## Written request
Go through the entries below and collect each line with the string "региональной" in it.

--------

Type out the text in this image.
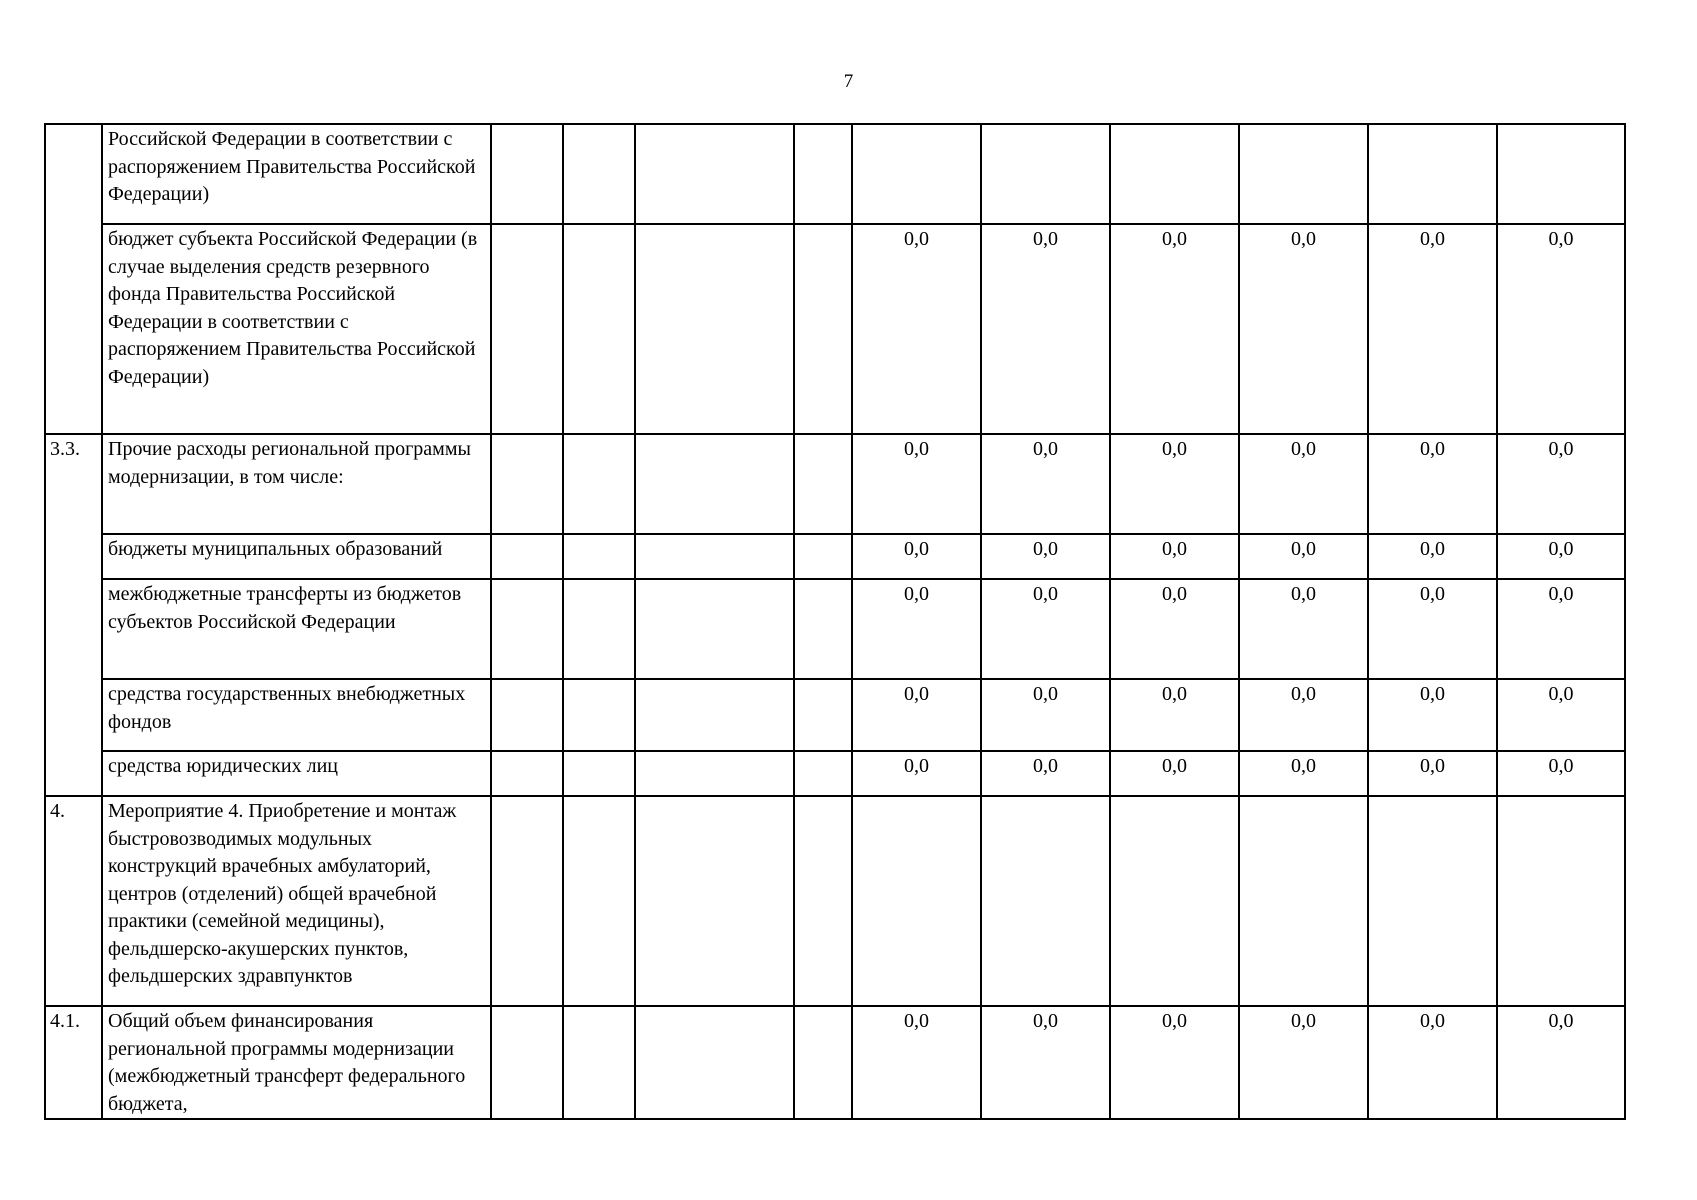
7
	Российской Федерации в соответствии с распоряжением Правительства Российской Федерации)										
	бюджет субъекта Российской Федерации (в случае выделения средств резервного фонда Правительства Российской Федерации в соответствии с распоряжением Правительства Российской Федерации)					0,0	0,0	0,0	0,0	0,0	0,0
3.3.	Прочие расходы региональной программы модернизации, в том числе:					0,0	0,0	0,0	0,0	0,0	0,0
	бюджеты муниципальных образований					0,0	0,0	0,0	0,0	0,0	0,0
	межбюджетные трансферты из бюджетов субъектов Российской Федерации					0,0	0,0	0,0	0,0	0,0	0,0
	средства государственных внебюджетных фондов					0,0	0,0	0,0	0,0	0,0	0,0
	средства юридических лиц					0,0	0,0	0,0	0,0	0,0	0,0
4.	Мероприятие 4. Приобретение и монтаж быстровозводимых модульных конструкций врачебных амбулаторий, центров (отделений) общей врачебной практики (семейной медицины), фельдшерско-акушерских пунктов, фельдшерских здравпунктов										
4.1.	Общий объем финансирования региональной программы модернизации (межбюджетный трансферт федерального бюджета,					0,0	0,0	0,0	0,0	0,0	0,0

--------

## Solution to the exercise
3.3.	Прочие расходы региональной программы модернизации, в том числе:					0,0	0,0	0,0	0,0	0,0	0,0
4.1.	Общий объем финансирования региональной программы модернизации (межбюджетный трансферт федерального бюджета,					0,0	0,0	0,0	0,0	0,0	0,0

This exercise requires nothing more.